*TASK STATEMENT*:
Can you rewrite the material below as a Markdown table with two columns, Row and Line, giving each line its own numbered row and leaving out any blank lines?

--- BEGIN ENTRIES ---

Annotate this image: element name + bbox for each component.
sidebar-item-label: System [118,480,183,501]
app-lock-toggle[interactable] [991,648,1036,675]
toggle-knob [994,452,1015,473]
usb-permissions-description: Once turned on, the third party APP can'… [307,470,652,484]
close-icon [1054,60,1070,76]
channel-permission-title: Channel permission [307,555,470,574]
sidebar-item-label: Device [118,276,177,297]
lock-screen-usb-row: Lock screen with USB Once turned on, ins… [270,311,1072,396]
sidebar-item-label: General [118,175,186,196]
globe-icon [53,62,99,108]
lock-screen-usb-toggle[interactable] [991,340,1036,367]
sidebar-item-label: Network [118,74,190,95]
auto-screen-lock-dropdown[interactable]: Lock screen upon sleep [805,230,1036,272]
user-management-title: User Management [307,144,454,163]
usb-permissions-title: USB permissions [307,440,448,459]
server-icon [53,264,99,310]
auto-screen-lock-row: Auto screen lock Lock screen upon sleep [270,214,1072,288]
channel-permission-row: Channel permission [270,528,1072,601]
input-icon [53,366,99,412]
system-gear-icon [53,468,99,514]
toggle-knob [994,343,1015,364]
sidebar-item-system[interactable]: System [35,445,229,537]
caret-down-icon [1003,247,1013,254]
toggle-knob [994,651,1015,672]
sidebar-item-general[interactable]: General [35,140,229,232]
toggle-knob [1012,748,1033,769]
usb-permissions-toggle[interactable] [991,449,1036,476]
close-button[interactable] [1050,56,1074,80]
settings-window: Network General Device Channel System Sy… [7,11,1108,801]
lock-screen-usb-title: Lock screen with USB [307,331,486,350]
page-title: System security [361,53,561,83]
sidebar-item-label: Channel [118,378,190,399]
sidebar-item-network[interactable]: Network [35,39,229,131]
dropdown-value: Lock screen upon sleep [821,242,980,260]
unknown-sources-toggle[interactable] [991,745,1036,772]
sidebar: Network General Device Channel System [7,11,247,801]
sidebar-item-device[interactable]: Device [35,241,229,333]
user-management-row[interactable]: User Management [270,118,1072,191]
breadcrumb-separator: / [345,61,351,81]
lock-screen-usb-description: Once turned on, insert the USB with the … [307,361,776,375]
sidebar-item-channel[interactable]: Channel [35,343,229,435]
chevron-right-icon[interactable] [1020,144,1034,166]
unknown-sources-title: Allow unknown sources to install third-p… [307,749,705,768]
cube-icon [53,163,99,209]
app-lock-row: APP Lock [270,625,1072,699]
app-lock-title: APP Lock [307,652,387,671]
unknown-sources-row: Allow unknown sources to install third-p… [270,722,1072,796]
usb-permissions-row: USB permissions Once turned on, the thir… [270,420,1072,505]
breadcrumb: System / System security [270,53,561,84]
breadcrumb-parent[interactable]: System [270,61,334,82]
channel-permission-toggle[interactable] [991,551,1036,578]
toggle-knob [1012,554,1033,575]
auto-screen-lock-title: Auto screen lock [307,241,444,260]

--- END ENTRIES ---

*SOLUTION TO THE PROBLEM*:
| Row | Line |
|---|---|
| 1 | Annotate this image: element name + bbox for each component. |
| 2 | sidebar-item-label: System [118,480,183,501] |
| 3 | app-lock-toggle[interactable] [991,648,1036,675] |
| 4 | toggle-knob [994,452,1015,473] |
| 5 | usb-permissions-description: Once turned on, the third party APP can'… [307,470,652,484] |
| 6 | close-icon [1054,60,1070,76] |
| 7 | channel-permission-title: Channel permission [307,555,470,574] |
| 8 | sidebar-item-label: Device [118,276,177,297] |
| 9 | lock-screen-usb-row: Lock screen with USB Once turned on, ins… [270,311,1072,396] |
| 10 | sidebar-item-label: General [118,175,186,196] |
| 11 | globe-icon [53,62,99,108] |
| 12 | lock-screen-usb-toggle[interactable] [991,340,1036,367] |
| 13 | sidebar-item-label: Network [118,74,190,95] |
| 14 | auto-screen-lock-dropdown[interactable]: Lock screen upon sleep [805,230,1036,272] |
| 15 | user-management-title: User Management [307,144,454,163] |
| 16 | usb-permissions-title: USB permissions [307,440,448,459] |
| 17 | server-icon [53,264,99,310] |
| 18 | auto-screen-lock-row: Auto screen lock Lock screen upon sleep [270,214,1072,288] |
| 19 | channel-permission-row: Channel permission [270,528,1072,601] |
| 20 | input-icon [53,366,99,412] |
| 21 | system-gear-icon [53,468,99,514] |
| 22 | toggle-knob [994,343,1015,364] |
| 23 | sidebar-item-system[interactable]: System [35,445,229,537] |
| 24 | caret-down-icon [1003,247,1013,254] |
| 25 | toggle-knob [994,651,1015,672] |
| 26 | sidebar-item-general[interactable]: General [35,140,229,232] |
| 27 | toggle-knob [1012,748,1033,769] |
| 28 | usb-permissions-toggle[interactable] [991,449,1036,476] |
| 29 | close-button[interactable] [1050,56,1074,80] |
| 30 | settings-window: Network General Device Channel System Sy… [7,11,1108,801] |
| 31 | lock-screen-usb-title: Lock screen with USB [307,331,486,350] |
| 32 | page-title: System security [361,53,561,83] |
| 33 | sidebar-item-label: Channel [118,378,190,399] |
| 34 | sidebar-item-network[interactable]: Network [35,39,229,131] |
| 35 | dropdown-value: Lock screen upon sleep [821,242,980,260] |
| 36 | unknown-sources-toggle[interactable] [991,745,1036,772] |
| 37 | sidebar: Network General Device Channel System [7,11,247,801] |
| 38 | sidebar-item-device[interactable]: Device [35,241,229,333] |
| 39 | user-management-row[interactable]: User Management [270,118,1072,191] |
| 40 | breadcrumb-separator: / [345,61,351,81] |
| 41 | lock-screen-usb-description: Once turned on, insert the USB with the … [307,361,776,375] |
| 42 | sidebar-item-channel[interactable]: Channel [35,343,229,435] |
| 43 | chevron-right-icon[interactable] [1020,144,1034,166] |
| 44 | unknown-sources-title: Allow unknown sources to install third-p… [307,749,705,768] |
| 45 | cube-icon [53,163,99,209] |
| 46 | app-lock-row: APP Lock [270,625,1072,699] |
| 47 | app-lock-title: APP Lock [307,652,387,671] |
| 48 | unknown-sources-row: Allow unknown sources to install third-p… [270,722,1072,796] |
| 49 | usb-permissions-row: USB permissions Once turned on, the thir… [270,420,1072,505] |
| 50 | breadcrumb: System / System security [270,53,561,84] |
| 51 | breadcrumb-parent[interactable]: System [270,61,334,82] |
| 52 | channel-permission-toggle[interactable] [991,551,1036,578] |
| 53 | toggle-knob [1012,554,1033,575] |
| 54 | auto-screen-lock-title: Auto screen lock [307,241,444,260] |